■ Do this:
Using the listing below, give the number of lines where "type" appears, and nothing else.

--- Material for this exercise ---

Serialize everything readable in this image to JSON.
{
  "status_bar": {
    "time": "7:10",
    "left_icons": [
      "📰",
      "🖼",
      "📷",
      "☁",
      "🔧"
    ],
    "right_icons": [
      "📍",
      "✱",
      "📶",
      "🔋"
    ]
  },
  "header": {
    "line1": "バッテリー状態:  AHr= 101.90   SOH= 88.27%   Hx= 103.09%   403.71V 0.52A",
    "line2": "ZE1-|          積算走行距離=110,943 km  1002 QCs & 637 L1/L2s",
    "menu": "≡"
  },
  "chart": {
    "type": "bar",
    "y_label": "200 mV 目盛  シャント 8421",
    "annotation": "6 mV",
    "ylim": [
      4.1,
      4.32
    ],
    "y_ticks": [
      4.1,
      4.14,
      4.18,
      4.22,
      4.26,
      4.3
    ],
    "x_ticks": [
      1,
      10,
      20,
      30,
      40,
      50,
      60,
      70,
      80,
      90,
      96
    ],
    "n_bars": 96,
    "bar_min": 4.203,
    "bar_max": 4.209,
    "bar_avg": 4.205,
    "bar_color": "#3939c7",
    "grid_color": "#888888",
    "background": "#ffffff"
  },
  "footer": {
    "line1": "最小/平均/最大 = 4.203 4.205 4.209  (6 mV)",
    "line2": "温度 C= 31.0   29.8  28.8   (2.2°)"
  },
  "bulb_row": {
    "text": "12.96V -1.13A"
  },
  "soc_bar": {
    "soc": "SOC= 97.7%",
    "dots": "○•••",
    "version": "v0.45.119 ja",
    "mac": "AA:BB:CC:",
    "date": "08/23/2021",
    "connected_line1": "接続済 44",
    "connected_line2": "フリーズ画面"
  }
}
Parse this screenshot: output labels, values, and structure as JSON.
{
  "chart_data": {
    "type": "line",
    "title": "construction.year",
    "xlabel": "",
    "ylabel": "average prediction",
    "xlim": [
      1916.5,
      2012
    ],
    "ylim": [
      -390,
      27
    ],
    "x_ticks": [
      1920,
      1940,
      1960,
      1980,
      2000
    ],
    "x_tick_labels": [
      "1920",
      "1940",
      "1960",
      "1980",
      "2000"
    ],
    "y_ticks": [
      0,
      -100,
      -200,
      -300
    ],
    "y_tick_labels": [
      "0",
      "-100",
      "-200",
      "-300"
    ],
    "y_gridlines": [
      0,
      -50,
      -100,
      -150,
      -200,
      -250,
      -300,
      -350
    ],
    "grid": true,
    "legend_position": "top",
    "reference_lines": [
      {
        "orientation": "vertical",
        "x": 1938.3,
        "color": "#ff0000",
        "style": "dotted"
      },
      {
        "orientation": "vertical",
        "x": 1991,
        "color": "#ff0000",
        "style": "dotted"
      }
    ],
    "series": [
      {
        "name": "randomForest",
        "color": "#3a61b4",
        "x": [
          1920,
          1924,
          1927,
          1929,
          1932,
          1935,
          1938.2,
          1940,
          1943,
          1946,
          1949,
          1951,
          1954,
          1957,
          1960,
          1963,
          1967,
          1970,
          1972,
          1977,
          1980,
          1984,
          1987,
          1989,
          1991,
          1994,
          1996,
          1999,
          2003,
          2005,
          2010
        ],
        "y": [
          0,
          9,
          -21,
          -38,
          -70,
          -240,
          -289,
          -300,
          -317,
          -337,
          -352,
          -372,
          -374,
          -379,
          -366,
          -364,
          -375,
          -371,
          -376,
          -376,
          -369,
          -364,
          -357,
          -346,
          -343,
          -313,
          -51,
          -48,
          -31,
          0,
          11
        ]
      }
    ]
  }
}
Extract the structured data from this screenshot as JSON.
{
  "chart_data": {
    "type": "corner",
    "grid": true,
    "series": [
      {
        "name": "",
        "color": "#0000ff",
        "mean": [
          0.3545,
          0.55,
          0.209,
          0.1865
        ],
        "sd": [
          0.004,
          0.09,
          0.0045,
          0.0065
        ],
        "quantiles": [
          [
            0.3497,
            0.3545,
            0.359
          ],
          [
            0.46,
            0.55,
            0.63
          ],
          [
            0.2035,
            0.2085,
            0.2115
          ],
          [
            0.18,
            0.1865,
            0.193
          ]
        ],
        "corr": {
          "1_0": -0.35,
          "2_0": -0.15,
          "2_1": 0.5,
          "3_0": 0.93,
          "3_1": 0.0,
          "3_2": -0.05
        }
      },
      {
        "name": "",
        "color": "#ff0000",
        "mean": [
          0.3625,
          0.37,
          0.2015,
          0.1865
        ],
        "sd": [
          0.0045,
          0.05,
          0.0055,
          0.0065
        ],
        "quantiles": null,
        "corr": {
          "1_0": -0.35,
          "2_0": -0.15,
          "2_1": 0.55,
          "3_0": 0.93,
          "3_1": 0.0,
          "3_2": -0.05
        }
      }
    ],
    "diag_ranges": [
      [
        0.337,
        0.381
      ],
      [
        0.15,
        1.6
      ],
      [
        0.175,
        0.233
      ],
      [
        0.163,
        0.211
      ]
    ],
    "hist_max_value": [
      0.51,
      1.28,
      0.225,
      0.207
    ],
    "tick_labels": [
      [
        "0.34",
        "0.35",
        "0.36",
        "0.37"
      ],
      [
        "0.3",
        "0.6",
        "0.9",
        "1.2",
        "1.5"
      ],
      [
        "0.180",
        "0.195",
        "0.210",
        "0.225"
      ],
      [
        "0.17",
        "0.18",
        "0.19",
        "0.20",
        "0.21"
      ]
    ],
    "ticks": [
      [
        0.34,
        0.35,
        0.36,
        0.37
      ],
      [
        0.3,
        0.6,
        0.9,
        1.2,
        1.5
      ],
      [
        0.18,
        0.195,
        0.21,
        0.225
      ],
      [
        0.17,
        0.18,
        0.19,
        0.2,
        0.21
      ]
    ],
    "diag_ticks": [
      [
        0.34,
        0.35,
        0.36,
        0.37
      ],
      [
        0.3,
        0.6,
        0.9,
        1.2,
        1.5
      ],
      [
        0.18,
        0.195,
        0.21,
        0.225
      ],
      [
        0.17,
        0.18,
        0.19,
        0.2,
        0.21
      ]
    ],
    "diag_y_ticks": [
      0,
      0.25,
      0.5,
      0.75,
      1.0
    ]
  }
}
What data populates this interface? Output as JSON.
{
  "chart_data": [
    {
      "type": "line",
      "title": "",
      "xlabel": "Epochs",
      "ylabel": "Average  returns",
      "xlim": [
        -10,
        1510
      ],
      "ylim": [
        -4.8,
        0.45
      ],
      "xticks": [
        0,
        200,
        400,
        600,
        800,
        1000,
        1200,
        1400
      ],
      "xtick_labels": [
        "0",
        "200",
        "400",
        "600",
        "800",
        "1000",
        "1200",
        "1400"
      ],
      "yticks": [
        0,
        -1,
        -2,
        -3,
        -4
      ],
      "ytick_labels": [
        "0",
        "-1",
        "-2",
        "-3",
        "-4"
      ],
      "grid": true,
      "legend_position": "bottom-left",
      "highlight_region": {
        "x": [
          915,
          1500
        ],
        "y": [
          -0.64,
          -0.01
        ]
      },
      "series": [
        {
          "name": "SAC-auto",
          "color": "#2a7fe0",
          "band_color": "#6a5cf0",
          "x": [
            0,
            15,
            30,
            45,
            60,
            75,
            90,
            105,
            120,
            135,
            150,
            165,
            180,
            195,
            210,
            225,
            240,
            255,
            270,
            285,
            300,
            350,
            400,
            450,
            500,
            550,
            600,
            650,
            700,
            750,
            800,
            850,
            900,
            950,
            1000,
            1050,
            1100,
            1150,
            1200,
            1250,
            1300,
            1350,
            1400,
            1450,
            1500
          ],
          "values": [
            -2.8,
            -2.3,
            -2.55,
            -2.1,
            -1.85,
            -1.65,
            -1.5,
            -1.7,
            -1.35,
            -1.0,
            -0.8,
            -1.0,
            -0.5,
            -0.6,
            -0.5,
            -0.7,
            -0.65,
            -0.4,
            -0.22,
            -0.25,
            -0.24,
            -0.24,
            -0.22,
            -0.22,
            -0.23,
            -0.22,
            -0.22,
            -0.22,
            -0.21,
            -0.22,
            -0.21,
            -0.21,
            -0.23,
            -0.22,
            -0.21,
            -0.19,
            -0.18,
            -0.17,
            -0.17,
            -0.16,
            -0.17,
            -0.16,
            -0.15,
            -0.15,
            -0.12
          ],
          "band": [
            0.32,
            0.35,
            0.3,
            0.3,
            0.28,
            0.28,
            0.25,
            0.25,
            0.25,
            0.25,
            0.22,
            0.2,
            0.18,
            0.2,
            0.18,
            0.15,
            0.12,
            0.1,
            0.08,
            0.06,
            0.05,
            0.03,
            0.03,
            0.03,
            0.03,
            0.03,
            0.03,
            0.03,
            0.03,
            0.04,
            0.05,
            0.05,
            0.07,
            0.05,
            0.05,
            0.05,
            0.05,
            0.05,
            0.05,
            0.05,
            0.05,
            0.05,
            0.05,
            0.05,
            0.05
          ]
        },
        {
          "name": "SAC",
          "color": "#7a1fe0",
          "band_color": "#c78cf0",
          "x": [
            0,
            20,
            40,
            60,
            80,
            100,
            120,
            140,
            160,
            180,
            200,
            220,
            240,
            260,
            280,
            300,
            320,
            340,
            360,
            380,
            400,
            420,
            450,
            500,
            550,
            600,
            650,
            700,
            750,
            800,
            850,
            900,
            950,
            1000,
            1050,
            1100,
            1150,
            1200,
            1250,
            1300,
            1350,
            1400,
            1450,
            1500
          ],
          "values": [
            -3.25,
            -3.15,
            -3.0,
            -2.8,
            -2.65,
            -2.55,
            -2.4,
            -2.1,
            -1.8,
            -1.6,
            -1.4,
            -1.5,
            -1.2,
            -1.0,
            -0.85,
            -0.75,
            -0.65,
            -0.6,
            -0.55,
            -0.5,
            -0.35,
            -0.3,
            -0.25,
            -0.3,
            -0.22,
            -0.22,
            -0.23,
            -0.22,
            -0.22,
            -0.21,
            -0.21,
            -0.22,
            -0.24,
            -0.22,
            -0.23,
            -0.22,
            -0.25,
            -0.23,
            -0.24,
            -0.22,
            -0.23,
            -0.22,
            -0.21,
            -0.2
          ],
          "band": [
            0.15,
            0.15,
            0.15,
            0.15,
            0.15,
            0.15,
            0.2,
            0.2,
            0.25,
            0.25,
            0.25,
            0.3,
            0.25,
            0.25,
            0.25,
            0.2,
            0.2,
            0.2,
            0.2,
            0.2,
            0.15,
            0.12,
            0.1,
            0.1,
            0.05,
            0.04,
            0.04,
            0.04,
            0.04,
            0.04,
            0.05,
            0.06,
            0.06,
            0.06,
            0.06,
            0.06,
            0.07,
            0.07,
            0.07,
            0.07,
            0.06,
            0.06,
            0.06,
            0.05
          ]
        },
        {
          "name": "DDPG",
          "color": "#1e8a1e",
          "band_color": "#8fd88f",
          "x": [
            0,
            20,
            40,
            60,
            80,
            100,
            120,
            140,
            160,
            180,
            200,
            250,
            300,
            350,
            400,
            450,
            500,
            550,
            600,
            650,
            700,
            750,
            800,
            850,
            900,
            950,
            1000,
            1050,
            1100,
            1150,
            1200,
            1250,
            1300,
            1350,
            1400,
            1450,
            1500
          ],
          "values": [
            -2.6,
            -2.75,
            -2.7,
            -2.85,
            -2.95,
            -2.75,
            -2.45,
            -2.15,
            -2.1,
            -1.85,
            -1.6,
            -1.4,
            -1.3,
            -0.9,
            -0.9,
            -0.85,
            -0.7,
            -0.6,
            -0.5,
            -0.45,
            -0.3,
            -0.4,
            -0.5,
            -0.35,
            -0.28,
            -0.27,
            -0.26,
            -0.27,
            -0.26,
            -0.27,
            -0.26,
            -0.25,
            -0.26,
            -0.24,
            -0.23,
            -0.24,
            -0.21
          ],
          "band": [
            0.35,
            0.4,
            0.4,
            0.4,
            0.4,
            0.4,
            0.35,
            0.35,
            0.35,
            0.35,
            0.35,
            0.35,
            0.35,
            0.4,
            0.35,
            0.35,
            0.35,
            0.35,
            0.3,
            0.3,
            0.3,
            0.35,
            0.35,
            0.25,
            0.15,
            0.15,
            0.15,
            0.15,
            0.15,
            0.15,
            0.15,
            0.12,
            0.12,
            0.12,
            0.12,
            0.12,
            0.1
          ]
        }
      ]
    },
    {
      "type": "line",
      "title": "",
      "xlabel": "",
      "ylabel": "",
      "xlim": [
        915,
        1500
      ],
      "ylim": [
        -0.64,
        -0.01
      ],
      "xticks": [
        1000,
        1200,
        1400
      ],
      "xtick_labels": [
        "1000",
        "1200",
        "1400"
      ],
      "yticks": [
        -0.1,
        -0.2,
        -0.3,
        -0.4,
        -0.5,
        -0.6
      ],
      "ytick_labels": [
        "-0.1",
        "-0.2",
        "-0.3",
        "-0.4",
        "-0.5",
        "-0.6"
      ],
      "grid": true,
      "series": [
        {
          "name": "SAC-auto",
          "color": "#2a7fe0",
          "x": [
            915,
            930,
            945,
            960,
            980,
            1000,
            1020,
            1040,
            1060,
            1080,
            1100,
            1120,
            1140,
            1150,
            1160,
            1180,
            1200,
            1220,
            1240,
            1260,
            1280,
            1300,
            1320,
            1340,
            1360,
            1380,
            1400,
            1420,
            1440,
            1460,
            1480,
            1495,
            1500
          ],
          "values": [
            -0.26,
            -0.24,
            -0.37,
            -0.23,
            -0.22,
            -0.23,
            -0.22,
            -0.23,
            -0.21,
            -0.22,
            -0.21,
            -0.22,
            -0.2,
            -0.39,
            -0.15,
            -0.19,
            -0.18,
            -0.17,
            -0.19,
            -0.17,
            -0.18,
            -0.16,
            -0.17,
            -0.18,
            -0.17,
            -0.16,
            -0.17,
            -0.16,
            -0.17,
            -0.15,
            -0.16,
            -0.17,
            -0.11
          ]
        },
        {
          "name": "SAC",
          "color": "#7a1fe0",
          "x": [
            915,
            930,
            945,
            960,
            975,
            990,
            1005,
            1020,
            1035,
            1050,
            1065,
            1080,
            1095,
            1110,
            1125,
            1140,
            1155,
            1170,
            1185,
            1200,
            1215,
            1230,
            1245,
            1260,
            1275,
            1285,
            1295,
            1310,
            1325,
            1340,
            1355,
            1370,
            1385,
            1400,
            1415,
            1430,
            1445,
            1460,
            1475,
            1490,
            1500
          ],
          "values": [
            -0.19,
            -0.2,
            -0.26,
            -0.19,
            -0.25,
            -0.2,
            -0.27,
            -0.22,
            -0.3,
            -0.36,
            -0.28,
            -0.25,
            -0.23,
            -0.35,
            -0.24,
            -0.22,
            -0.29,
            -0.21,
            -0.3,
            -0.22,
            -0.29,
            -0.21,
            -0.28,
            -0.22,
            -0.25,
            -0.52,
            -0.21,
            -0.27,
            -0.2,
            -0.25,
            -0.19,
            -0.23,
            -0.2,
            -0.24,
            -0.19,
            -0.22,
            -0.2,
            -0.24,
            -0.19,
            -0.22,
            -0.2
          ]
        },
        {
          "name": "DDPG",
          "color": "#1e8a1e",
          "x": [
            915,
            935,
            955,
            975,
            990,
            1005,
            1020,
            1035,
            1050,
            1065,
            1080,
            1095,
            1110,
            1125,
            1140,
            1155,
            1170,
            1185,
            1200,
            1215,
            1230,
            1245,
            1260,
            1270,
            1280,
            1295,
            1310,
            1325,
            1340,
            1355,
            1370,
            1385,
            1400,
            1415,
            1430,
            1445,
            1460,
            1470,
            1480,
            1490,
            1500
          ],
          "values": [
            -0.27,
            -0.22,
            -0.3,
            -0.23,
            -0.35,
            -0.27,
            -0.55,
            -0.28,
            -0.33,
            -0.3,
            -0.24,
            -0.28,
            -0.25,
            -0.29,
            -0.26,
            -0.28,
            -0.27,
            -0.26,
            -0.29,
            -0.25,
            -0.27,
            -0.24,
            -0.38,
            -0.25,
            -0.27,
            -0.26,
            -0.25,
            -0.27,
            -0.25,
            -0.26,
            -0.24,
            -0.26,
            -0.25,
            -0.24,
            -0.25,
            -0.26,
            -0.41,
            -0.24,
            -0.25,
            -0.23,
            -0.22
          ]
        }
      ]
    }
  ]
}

---

■ In response:
5